● YOUR OBJECTIVE:
Output every record below exactly.

● AVAILABLE DATA:
=== Begin Enclosure ===

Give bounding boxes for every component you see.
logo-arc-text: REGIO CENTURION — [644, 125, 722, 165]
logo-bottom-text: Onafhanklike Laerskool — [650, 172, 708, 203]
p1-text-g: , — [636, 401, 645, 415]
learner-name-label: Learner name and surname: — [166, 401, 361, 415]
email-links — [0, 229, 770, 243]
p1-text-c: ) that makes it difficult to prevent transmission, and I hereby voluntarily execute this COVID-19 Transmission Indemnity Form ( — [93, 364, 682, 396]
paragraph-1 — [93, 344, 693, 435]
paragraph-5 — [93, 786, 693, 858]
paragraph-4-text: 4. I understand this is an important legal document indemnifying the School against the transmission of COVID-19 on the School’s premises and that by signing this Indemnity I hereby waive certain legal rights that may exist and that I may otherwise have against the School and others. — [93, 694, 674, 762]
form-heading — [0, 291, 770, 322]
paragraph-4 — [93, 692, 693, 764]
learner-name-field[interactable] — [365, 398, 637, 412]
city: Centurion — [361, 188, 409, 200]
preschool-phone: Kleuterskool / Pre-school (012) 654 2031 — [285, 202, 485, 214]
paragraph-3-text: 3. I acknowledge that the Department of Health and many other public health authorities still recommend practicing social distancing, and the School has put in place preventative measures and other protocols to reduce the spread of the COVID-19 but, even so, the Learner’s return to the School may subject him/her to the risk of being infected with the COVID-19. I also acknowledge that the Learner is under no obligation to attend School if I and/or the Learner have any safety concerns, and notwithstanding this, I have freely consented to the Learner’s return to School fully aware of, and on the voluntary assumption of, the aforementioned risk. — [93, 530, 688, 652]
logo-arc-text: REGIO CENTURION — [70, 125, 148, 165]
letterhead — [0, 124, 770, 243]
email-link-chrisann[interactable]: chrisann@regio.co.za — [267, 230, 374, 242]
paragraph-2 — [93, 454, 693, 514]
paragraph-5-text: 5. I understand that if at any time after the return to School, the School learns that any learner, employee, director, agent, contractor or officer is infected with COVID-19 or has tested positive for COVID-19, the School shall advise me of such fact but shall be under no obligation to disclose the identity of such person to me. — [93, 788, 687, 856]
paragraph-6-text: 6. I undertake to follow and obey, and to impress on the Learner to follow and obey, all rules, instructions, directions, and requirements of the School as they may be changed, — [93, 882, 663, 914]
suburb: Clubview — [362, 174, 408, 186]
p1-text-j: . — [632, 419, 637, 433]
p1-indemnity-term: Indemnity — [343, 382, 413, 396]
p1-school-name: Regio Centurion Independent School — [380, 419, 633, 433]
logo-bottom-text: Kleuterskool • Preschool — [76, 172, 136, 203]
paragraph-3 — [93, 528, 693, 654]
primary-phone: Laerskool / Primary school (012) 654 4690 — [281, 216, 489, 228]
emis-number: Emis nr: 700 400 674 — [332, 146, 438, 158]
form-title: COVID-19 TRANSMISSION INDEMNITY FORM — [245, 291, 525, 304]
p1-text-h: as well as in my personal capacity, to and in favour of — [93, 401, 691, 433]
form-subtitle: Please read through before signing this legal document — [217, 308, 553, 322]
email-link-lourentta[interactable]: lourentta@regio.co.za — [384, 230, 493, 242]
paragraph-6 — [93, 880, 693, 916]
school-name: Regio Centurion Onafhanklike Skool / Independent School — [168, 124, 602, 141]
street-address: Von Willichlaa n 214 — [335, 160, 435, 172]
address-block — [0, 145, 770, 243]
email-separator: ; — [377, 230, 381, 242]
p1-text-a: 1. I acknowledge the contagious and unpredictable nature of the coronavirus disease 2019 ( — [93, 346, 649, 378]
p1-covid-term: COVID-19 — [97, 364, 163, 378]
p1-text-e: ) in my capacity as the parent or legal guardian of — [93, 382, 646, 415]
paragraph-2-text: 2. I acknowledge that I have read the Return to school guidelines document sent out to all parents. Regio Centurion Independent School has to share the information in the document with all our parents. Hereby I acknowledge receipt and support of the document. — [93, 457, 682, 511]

=== End Enclosure ===

● ANSWER:
Give bounding boxes for every component you see.
logo-arc-text: REGIO CENTURION — [644, 125, 722, 165]
logo-bottom-text: Onafhanklike Laerskool — [650, 172, 708, 203]
p1-text-g: , — [636, 401, 645, 415]
learner-name-label: Learner name and surname: — [166, 401, 361, 415]
email-links — [0, 229, 770, 243]
p1-text-c: ) that makes it difficult to prevent transmission, and I hereby voluntarily execute this COVID-19 Transmission Indemnity Form ( — [93, 364, 682, 396]
paragraph-1 — [93, 344, 693, 435]
paragraph-5 — [93, 786, 693, 858]
paragraph-4-text: 4. I understand this is an important legal document indemnifying the School against the transmission of COVID-19 on the School’s premises and that by signing this Indemnity I hereby waive certain legal rights that may exist and that I may otherwise have against the School and others. — [93, 694, 674, 762]
form-heading — [0, 291, 770, 322]
paragraph-4 — [93, 692, 693, 764]
learner-name-field[interactable] — [365, 398, 637, 412]
city: Centurion — [361, 188, 409, 200]
preschool-phone: Kleuterskool / Pre-school (012) 654 2031 — [285, 202, 485, 214]
paragraph-3-text: 3. I acknowledge that the Department of Health and many other public health authorities still recommend practicing social distancing, and the School has put in place preventative measures and other protocols to reduce the spread of the COVID-19 but, even so, the Learner’s return to the School may subject him/her to the risk of being infected with the COVID-19. I also acknowledge that the Learner is under no obligation to attend School if I and/or the Learner have any safety concerns, and notwithstanding this, I have freely consented to the Learner’s return to School fully aware of, and on the voluntary assumption of, the aforementioned risk. — [93, 530, 688, 652]
logo-arc-text: REGIO CENTURION — [70, 125, 148, 165]
letterhead — [0, 124, 770, 243]
email-link-chrisann[interactable]: chrisann@regio.co.za — [267, 230, 374, 242]
paragraph-2 — [93, 454, 693, 514]
paragraph-5-text: 5. I understand that if at any time after the return to School, the School learns that any learner, employee, director, agent, contractor or officer is infected with COVID-19 or has tested positive for COVID-19, the School shall advise me of such fact but shall be under no obligation to disclose the identity of such person to me. — [93, 788, 687, 856]
paragraph-6-text: 6. I undertake to follow and obey, and to impress on the Learner to follow and obey, all rules, instructions, directions, and requirements of the School as they may be changed, — [93, 882, 663, 914]
suburb: Clubview — [362, 174, 408, 186]
p1-text-j: . — [632, 419, 637, 433]
p1-indemnity-term: Indemnity — [343, 382, 413, 396]
p1-school-name: Regio Centurion Independent School — [380, 419, 633, 433]
logo-bottom-text: Kleuterskool • Preschool — [76, 172, 136, 203]
paragraph-3 — [93, 528, 693, 654]
primary-phone: Laerskool / Primary school (012) 654 4690 — [281, 216, 489, 228]
emis-number: Emis nr: 700 400 674 — [332, 146, 438, 158]
form-title: COVID-19 TRANSMISSION INDEMNITY FORM — [245, 291, 525, 304]
p1-text-h: as well as in my personal capacity, to and in favour of — [93, 401, 691, 433]
form-subtitle: Please read through before signing this legal document — [217, 308, 553, 322]
email-link-lourentta[interactable]: lourentta@regio.co.za — [384, 230, 493, 242]
paragraph-6 — [93, 880, 693, 916]
school-name: Regio Centurion Onafhanklike Skool / Independent School — [168, 124, 602, 141]
street-address: Von Willichlaa n 214 — [335, 160, 435, 172]
address-block — [0, 145, 770, 243]
email-separator: ; — [377, 230, 381, 242]
p1-text-a: 1. I acknowledge the contagious and unpredictable nature of the coronavirus disease 2019 ( — [93, 346, 649, 378]
p1-covid-term: COVID-19 — [97, 364, 163, 378]
p1-text-e: ) in my capacity as the parent or legal guardian of — [93, 382, 646, 415]
paragraph-2-text: 2. I acknowledge that I have read the Return to school guidelines document sent out to all parents. Regio Centurion Independent School has to share the information in the document with all our parents. Hereby I acknowledge receipt and support of the document. — [93, 457, 682, 511]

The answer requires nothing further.